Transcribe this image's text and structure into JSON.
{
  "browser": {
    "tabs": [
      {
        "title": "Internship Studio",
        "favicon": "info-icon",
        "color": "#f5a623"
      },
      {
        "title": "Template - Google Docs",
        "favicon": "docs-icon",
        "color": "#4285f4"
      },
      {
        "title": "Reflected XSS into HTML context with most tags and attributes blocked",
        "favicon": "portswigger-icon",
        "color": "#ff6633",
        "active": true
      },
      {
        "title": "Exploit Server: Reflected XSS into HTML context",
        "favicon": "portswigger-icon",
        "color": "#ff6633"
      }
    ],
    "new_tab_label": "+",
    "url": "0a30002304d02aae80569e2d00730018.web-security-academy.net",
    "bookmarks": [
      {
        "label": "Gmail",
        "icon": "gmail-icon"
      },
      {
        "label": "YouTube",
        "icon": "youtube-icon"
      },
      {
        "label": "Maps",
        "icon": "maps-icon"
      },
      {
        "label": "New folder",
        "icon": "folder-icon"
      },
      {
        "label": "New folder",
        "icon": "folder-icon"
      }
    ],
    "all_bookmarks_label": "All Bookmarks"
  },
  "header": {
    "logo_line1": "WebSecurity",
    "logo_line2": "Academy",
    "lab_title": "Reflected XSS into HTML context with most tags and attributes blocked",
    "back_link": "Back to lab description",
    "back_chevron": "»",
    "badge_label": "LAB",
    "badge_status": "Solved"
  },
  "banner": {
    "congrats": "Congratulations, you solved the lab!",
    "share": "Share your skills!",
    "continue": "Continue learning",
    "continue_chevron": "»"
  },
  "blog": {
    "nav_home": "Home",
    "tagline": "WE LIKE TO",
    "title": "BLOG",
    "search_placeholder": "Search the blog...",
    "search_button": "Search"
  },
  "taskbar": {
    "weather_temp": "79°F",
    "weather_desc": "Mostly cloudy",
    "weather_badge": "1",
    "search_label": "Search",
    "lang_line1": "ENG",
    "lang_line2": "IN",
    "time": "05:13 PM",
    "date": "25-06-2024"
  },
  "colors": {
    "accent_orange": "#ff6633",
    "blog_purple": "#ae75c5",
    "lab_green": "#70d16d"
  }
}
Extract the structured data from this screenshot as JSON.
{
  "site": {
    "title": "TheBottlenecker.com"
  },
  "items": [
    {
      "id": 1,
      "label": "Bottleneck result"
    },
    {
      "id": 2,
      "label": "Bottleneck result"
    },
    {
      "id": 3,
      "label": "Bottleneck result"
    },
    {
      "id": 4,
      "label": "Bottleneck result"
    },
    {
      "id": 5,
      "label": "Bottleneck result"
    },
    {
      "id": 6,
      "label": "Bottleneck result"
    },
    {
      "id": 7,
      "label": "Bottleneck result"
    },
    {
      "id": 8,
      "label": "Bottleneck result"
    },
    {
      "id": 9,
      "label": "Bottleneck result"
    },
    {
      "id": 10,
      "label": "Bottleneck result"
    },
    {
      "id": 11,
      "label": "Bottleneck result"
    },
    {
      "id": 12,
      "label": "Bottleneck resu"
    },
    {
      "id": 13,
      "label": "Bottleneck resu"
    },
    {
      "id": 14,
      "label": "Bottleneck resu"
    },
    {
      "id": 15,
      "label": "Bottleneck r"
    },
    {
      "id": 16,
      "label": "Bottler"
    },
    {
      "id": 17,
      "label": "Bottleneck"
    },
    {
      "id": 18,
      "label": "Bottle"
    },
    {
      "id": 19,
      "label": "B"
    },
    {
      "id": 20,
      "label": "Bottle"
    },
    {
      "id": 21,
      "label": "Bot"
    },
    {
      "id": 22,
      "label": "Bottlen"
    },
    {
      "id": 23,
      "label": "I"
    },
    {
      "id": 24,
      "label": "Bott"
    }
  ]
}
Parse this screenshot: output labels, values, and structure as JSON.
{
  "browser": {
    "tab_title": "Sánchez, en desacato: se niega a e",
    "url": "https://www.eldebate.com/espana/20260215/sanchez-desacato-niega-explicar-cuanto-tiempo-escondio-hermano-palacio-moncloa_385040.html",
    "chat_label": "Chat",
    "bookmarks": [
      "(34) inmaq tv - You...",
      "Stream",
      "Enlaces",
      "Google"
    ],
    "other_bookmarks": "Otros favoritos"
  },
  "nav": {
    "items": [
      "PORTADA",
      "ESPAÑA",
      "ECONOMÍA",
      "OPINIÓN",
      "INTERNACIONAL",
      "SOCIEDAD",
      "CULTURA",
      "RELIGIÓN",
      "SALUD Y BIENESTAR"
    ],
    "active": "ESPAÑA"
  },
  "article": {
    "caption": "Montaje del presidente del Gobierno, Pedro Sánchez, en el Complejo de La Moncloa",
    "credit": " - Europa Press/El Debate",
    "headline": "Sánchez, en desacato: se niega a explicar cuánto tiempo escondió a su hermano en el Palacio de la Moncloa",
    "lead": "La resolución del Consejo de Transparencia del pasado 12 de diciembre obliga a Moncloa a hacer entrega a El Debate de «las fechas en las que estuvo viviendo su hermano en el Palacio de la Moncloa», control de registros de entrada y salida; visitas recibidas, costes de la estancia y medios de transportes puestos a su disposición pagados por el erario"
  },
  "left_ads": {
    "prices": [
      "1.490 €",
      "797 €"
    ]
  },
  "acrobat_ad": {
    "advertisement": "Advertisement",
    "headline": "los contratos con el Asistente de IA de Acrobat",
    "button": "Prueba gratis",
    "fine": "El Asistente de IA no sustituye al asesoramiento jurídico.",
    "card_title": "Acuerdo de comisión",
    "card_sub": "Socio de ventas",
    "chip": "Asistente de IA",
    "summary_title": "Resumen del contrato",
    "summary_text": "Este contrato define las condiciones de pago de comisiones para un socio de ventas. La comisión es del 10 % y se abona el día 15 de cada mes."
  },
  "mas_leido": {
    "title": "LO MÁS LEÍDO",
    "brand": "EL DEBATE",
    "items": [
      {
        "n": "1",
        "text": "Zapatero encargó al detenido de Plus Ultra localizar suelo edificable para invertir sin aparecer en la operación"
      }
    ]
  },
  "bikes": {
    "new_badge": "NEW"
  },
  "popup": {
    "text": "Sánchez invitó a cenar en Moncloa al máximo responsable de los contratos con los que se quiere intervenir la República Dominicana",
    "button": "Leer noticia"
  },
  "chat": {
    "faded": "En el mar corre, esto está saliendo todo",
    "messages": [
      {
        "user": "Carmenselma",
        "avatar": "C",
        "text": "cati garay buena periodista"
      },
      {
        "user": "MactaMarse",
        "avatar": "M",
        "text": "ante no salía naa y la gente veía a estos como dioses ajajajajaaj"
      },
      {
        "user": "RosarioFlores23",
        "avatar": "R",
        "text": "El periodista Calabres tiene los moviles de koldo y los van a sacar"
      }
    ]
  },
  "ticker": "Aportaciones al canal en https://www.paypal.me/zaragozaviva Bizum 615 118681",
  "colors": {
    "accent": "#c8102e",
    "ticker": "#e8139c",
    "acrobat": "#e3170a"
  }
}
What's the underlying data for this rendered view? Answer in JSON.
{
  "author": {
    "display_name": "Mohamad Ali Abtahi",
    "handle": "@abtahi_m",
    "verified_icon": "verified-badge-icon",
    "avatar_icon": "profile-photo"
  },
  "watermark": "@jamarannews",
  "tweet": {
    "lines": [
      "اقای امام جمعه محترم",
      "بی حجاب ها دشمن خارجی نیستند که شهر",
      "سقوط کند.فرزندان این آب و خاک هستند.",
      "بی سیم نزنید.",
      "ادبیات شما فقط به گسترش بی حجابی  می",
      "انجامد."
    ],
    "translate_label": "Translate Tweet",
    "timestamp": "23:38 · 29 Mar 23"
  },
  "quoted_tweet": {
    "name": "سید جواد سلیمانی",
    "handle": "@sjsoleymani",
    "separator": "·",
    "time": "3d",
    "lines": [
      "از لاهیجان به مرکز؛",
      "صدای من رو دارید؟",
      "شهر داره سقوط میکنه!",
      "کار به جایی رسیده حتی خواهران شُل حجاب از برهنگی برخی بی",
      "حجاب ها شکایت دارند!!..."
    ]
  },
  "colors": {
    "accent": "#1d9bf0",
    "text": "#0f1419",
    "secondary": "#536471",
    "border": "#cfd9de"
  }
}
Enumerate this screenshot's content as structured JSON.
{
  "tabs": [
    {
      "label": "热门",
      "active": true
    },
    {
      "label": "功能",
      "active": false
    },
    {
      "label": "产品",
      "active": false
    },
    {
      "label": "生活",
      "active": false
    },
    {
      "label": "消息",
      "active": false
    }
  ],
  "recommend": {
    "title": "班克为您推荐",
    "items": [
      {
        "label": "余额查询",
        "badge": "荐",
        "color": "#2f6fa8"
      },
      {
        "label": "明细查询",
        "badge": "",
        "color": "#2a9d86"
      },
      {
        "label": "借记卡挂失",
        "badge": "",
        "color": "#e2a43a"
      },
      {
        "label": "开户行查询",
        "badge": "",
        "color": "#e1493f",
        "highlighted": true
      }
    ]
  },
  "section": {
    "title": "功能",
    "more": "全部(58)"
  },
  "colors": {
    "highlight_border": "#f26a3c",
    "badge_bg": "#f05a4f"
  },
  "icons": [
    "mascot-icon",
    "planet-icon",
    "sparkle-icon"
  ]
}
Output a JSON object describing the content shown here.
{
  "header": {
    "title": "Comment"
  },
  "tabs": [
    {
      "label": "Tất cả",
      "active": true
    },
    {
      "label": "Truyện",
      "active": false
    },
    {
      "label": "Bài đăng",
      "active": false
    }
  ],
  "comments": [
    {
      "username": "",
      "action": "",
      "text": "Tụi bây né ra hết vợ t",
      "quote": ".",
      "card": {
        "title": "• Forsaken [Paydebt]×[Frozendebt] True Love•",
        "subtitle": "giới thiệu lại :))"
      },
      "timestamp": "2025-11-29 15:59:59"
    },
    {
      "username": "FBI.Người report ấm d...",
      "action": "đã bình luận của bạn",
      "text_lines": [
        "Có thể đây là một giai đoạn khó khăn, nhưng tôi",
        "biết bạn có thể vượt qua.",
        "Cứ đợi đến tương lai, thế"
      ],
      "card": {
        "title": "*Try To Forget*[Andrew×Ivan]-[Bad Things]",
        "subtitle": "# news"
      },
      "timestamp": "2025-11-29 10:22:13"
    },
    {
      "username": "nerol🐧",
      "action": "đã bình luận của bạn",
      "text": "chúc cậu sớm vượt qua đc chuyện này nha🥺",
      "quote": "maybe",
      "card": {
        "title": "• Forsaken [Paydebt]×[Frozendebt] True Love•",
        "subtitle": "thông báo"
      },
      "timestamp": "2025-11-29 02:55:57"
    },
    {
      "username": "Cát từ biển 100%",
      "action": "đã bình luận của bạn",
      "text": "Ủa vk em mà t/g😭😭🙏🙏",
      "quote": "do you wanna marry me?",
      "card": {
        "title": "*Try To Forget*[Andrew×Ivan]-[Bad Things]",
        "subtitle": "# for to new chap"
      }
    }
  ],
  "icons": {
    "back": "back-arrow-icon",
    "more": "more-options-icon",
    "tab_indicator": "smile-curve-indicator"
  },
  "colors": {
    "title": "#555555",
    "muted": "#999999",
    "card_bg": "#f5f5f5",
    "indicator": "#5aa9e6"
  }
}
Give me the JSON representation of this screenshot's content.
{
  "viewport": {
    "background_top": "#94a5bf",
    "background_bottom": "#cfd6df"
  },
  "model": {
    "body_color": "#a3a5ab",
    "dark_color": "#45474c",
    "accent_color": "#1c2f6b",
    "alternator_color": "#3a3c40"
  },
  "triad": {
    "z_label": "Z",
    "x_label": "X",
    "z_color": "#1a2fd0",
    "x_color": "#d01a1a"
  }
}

### [JOB]
Copy out each line that contains the word "into".

### [TASK OUTPUT]
Transcribe this image's text and structure into JSON.
        "title": "Reflected XSS into HTML context with most tags and attributes blocked",
        "title": "Exploit Server: Reflected XSS into HTML context",
    "lab_title": "Reflected XSS into HTML context with most tags and attributes blocked",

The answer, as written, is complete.